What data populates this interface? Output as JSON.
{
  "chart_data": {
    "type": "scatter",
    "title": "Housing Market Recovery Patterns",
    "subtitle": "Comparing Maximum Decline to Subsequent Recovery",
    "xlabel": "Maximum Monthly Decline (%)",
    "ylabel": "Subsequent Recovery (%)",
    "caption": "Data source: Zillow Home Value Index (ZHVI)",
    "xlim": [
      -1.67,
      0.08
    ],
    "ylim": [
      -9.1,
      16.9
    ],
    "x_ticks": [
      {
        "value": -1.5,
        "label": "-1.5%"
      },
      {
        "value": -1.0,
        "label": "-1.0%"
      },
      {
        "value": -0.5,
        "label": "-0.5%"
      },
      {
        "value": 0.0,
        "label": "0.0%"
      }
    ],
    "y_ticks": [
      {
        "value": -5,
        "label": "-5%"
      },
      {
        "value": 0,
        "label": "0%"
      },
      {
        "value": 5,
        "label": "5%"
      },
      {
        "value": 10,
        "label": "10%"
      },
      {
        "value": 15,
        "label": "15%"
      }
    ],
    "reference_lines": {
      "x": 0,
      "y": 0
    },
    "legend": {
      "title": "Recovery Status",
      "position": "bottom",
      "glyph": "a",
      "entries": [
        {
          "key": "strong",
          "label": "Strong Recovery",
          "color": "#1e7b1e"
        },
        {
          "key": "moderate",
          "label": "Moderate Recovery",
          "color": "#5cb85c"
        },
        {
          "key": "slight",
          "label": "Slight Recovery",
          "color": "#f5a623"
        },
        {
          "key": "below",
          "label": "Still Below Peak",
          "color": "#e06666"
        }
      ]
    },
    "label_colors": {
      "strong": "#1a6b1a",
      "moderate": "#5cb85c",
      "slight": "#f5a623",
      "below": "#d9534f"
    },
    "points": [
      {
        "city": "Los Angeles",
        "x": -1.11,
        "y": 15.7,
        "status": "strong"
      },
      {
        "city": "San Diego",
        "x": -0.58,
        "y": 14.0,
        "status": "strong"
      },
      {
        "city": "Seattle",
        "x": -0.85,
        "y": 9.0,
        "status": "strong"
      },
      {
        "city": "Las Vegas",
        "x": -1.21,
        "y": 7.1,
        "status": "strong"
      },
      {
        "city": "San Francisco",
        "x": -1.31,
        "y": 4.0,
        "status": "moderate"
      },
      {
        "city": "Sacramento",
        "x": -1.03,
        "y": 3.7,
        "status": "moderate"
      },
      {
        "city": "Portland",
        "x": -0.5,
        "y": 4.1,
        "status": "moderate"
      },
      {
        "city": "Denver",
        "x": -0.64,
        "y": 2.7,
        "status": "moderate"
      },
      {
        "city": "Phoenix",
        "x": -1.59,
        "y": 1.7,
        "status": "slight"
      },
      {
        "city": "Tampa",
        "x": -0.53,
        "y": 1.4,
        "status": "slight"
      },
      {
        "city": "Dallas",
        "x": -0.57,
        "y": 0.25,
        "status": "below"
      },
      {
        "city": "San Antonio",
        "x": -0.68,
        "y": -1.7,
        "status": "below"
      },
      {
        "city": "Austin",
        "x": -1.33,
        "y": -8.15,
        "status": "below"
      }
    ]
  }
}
_ _ _
[SET PROBLEM] Retype the whole listing, matching it exactly.

[CORRECT RESPONSE]
What data populates this interface? Output as JSON.
{
  "chart_data": {
    "type": "scatter",
    "title": "Housing Market Recovery Patterns",
    "subtitle": "Comparing Maximum Decline to Subsequent Recovery",
    "xlabel": "Maximum Monthly Decline (%)",
    "ylabel": "Subsequent Recovery (%)",
    "caption": "Data source: Zillow Home Value Index (ZHVI)",
    "xlim": [
      -1.67,
      0.08
    ],
    "ylim": [
      -9.1,
      16.9
    ],
    "x_ticks": [
      {
        "value": -1.5,
        "label": "-1.5%"
      },
      {
        "value": -1.0,
        "label": "-1.0%"
      },
      {
        "value": -0.5,
        "label": "-0.5%"
      },
      {
        "value": 0.0,
        "label": "0.0%"
      }
    ],
    "y_ticks": [
      {
        "value": -5,
        "label": "-5%"
      },
      {
        "value": 0,
        "label": "0%"
      },
      {
        "value": 5,
        "label": "5%"
      },
      {
        "value": 10,
        "label": "10%"
      },
      {
        "value": 15,
        "label": "15%"
      }
    ],
    "reference_lines": {
      "x": 0,
      "y": 0
    },
    "legend": {
      "title": "Recovery Status",
      "position": "bottom",
      "glyph": "a",
      "entries": [
        {
          "key": "strong",
          "label": "Strong Recovery",
          "color": "#1e7b1e"
        },
        {
          "key": "moderate",
          "label": "Moderate Recovery",
          "color": "#5cb85c"
        },
        {
          "key": "slight",
          "label": "Slight Recovery",
          "color": "#f5a623"
        },
        {
          "key": "below",
          "label": "Still Below Peak",
          "color": "#e06666"
        }
      ]
    },
    "label_colors": {
      "strong": "#1a6b1a",
      "moderate": "#5cb85c",
      "slight": "#f5a623",
      "below": "#d9534f"
    },
    "points": [
      {
        "city": "Los Angeles",
        "x": -1.11,
        "y": 15.7,
        "status": "strong"
      },
      {
        "city": "San Diego",
        "x": -0.58,
        "y": 14.0,
        "status": "strong"
      },
      {
        "city": "Seattle",
        "x": -0.85,
        "y": 9.0,
        "status": "strong"
      },
      {
        "city": "Las Vegas",
        "x": -1.21,
        "y": 7.1,
        "status": "strong"
      },
      {
        "city": "San Francisco",
        "x": -1.31,
        "y": 4.0,
        "status": "moderate"
      },
      {
        "city": "Sacramento",
        "x": -1.03,
        "y": 3.7,
        "status": "moderate"
      },
      {
        "city": "Portland",
        "x": -0.5,
        "y": 4.1,
        "status": "moderate"
      },
      {
        "city": "Denver",
        "x": -0.64,
        "y": 2.7,
        "status": "moderate"
      },
      {
        "city": "Phoenix",
        "x": -1.59,
        "y": 1.7,
        "status": "slight"
      },
      {
        "city": "Tampa",
        "x": -0.53,
        "y": 1.4,
        "status": "slight"
      },
      {
        "city": "Dallas",
        "x": -0.57,
        "y": 0.25,
        "status": "below"
      },
      {
        "city": "San Antonio",
        "x": -0.68,
        "y": -1.7,
        "status": "below"
      },
      {
        "city": "Austin",
        "x": -1.33,
        "y": -8.15,
        "status": "below"
      }
    ]
  }
}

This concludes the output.